§ CHALLENGE: How many lines in this material include the string "Kreaturhold"? Answer with the number and nothing further.

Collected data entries

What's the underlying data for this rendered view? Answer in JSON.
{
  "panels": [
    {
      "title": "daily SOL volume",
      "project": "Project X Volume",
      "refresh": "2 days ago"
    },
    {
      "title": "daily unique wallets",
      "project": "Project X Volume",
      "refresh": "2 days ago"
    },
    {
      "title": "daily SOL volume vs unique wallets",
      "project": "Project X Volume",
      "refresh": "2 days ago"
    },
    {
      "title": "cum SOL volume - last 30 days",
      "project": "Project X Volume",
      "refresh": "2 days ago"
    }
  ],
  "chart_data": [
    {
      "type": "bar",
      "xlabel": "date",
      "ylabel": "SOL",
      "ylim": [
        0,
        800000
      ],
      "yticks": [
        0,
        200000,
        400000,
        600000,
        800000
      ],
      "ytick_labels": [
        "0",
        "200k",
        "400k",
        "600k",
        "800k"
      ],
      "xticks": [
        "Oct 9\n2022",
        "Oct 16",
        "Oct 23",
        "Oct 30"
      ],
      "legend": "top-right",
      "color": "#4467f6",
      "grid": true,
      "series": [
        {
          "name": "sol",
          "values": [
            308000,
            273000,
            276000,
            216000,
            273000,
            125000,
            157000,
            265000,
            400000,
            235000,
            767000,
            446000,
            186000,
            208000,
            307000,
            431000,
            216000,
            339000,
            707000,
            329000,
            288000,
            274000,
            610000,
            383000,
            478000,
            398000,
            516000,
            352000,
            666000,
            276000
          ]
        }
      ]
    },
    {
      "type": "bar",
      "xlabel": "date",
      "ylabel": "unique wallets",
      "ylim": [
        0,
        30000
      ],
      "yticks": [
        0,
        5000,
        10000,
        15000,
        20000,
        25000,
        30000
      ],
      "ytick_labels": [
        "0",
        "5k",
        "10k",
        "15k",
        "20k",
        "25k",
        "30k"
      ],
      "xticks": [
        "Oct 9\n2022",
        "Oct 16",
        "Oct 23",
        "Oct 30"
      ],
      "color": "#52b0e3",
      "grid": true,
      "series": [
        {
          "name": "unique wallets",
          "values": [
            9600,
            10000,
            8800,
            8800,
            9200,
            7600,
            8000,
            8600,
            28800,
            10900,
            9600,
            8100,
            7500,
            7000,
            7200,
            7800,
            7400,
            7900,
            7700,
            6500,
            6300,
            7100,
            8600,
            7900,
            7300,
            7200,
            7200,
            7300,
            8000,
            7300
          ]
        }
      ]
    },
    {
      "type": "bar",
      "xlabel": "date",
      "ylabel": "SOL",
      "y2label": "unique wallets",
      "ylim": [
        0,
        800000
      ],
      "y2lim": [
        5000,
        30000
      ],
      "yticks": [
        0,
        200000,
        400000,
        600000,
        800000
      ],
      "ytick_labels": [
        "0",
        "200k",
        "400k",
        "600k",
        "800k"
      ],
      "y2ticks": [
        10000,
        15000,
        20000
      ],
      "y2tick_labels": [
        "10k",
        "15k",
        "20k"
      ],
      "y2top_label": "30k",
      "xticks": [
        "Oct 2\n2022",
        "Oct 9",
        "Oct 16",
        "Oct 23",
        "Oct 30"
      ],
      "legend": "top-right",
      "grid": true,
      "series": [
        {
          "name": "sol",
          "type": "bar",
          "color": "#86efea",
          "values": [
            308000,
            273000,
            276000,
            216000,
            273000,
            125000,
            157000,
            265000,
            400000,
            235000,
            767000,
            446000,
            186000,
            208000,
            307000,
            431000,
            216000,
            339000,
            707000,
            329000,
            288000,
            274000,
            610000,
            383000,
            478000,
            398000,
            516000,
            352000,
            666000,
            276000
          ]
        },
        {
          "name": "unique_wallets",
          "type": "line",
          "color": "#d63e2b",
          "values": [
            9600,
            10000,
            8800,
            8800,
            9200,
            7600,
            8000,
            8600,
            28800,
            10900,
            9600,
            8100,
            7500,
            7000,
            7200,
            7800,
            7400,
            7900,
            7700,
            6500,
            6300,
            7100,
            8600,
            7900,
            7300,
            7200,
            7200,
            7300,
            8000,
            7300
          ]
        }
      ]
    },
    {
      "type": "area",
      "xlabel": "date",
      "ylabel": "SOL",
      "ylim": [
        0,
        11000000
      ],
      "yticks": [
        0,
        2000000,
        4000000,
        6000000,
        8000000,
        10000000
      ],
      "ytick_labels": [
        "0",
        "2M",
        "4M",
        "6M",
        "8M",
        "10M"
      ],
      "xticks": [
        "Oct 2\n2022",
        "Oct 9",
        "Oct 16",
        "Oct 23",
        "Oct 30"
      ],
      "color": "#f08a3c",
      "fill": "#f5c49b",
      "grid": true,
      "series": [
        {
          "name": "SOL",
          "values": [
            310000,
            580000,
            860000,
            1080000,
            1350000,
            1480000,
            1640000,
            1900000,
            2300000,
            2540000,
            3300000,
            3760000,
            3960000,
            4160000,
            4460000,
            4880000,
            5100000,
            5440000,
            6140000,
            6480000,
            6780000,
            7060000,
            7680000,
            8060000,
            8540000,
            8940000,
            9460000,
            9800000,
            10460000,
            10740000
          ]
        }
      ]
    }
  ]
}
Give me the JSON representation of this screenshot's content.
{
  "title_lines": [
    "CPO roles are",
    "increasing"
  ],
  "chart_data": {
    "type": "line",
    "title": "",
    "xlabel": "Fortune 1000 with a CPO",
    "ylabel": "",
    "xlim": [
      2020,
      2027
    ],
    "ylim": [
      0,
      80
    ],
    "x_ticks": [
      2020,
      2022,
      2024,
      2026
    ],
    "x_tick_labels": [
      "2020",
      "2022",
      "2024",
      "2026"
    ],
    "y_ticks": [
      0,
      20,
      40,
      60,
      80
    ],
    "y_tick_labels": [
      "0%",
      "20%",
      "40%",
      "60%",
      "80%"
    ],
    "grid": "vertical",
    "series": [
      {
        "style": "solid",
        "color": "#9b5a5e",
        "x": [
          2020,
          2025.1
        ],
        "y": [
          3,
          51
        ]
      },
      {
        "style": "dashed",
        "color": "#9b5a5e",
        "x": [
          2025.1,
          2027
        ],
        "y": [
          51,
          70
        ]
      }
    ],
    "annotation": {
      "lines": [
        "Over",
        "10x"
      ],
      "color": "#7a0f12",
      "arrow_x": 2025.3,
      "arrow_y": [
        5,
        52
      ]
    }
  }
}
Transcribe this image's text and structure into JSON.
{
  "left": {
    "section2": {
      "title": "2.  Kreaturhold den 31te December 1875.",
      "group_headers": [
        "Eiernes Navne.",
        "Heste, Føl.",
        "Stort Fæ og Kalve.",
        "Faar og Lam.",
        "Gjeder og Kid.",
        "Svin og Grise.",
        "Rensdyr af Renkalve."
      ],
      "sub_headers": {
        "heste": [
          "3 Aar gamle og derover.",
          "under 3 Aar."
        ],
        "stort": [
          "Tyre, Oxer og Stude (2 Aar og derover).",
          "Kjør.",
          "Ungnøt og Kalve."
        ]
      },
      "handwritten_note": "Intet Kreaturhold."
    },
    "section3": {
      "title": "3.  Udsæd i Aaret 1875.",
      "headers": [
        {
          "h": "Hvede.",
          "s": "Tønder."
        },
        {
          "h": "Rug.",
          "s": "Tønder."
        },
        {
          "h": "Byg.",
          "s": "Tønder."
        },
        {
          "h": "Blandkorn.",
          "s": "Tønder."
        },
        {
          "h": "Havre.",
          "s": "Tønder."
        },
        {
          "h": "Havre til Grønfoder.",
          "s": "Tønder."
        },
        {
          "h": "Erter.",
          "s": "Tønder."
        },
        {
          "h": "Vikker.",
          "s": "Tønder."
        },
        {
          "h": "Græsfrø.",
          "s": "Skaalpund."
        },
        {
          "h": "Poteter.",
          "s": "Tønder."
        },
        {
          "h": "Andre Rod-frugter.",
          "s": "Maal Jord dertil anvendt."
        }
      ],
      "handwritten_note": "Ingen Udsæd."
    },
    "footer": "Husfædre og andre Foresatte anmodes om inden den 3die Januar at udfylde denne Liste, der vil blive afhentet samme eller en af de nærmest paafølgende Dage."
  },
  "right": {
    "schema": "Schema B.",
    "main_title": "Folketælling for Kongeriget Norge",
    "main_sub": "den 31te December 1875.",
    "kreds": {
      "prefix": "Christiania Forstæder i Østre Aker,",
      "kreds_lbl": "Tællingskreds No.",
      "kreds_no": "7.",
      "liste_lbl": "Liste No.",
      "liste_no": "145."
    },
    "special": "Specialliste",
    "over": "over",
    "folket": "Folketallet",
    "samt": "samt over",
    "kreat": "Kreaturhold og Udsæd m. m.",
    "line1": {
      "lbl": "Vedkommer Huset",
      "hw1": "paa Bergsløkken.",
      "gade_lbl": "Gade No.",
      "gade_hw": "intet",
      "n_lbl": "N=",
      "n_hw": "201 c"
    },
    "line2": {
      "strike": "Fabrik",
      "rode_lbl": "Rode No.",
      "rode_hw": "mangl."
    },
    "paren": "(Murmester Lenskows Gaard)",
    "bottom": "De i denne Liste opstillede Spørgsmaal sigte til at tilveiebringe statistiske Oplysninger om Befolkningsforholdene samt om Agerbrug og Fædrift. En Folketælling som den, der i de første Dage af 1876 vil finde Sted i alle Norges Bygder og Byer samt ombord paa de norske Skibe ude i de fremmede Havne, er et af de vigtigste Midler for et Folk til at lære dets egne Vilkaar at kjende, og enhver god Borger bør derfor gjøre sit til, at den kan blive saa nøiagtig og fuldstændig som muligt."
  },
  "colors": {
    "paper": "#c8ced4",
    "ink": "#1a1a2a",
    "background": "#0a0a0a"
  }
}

§ ANSWER TO THIS PROBLEM: 3